--- START OF RECORDED DATA ---
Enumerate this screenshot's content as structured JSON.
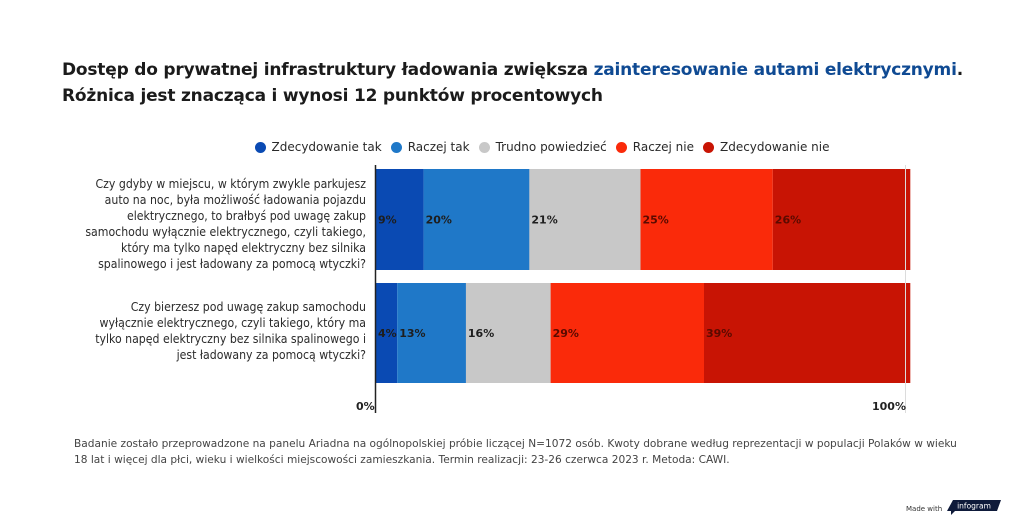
{
  "title": {
    "part1": "Dostęp do prywatnej infrastruktury ładowania zwiększa ",
    "accent": "zainteresowanie autami elektrycznymi",
    "part2": ".",
    "line2": "Różnica jest znacząca i wynosi 12 punktów procentowych"
  },
  "colors": {
    "accent": "#0f4a93",
    "Zdecydowanie tak": "#0a4ab3",
    "Raczej tak": "#1f78c8",
    "Trudno powiedzieć": "#c8c8c8",
    "Raczej nie": "#fa2a0a",
    "Zdecydowanie nie": "#c81404"
  },
  "chart_data": {
    "type": "bar",
    "orientation": "horizontal",
    "stacked": true,
    "percent_stacked": true,
    "title": "Dostęp do prywatnej infrastruktury ładowania zwiększa zainteresowanie autami elektrycznymi. Różnica jest znacząca i wynosi 12 punktów procentowych",
    "categories": [
      "Czy gdyby w miejscu, w którym zwykle parkujesz auto na noc, była możliwość ładowania pojazdu elektrycznego, to brałbyś pod uwagę zakup samochodu wyłącznie elektrycznego, czyli takiego, który ma tylko napęd elektryczny bez silnika spalinowego i jest ładowany za pomocą wtyczki?",
      "Czy bierzesz pod uwagę zakup samochodu wyłącznie elektrycznego, czyli takiego, który ma tylko napęd elektryczny bez silnika spalinowego i jest ładowany za pomocą wtyczki?"
    ],
    "category_lines": [
      [
        "Czy gdyby w miejscu, w którym zwykle parkujesz",
        "auto na noc, była możliwość ładowania pojazdu",
        "elektrycznego, to brałbyś pod uwagę zakup",
        "samochodu wyłącznie elektrycznego, czyli takiego,",
        "który ma tylko napęd elektryczny bez silnika",
        "spalinowego i jest ładowany za pomocą wtyczki?"
      ],
      [
        "Czy bierzesz pod uwagę zakup samochodu",
        "wyłącznie elektrycznego, czyli takiego, który ma",
        "tylko napęd elektryczny bez silnika spalinowego i",
        "jest ładowany za pomocą wtyczki?"
      ]
    ],
    "series": [
      {
        "name": "Zdecydowanie tak",
        "values": [
          9,
          4
        ],
        "labels": [
          "9%",
          "4%"
        ]
      },
      {
        "name": "Raczej tak",
        "values": [
          20,
          13
        ],
        "labels": [
          "20%",
          "13%"
        ]
      },
      {
        "name": "Trudno powiedzieć",
        "values": [
          21,
          16
        ],
        "labels": [
          "21%",
          "16%"
        ]
      },
      {
        "name": "Raczej nie",
        "values": [
          25,
          29
        ],
        "labels": [
          "25%",
          "29%"
        ]
      },
      {
        "name": "Zdecydowanie nie",
        "values": [
          26,
          39
        ],
        "labels": [
          "26%",
          "39%"
        ]
      }
    ],
    "xlim": [
      0,
      100
    ],
    "x_tick_labels": [
      "0%",
      "100%"
    ],
    "legend_position": "top",
    "grid": false,
    "xlabel": "",
    "ylabel": ""
  },
  "footnote": {
    "line1": "Badanie zostało przeprowadzone na panelu Ariadna na ogólnopolskiej próbie liczącej N=1072 osób. Kwoty dobrane według reprezentacji w populacji Polaków w wieku",
    "line2": "18 lat i więcej dla płci, wieku i wielkości miejscowości zamieszkania. Termin realizacji: 23-26 czerwca 2023 r. Metoda: CAWI."
  },
  "branding": {
    "made_with": "Made with",
    "logo_text": "infogram"
  }
}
--- END OF RECORDED DATA ---
**EXERCISE INSTRUCTIONS:**
From the entries above, copy every line where the word "czyli" shows up.

**EXPECTED OUTPUT:**
      "Czy gdyby w miejscu, w którym zwykle parkujesz auto na noc, była możliwość ładowania pojazdu elektrycznego, to brałbyś pod uwagę zakup samochodu wyłącznie elektrycznego, czyli takiego, który ma tylko napęd elektryczny bez silnika spalinowego i jest ładowany za pomocą wtyczki?",
      "Czy bierzesz pod uwagę zakup samochodu wyłącznie elektrycznego, czyli takiego, który ma tylko napęd elektryczny bez silnika spalinowego i jest ładowany za pomocą wtyczki?"
        "samochodu wyłącznie elektrycznego, czyli takiego,",
        "wyłącznie elektrycznego, czyli takiego, który ma",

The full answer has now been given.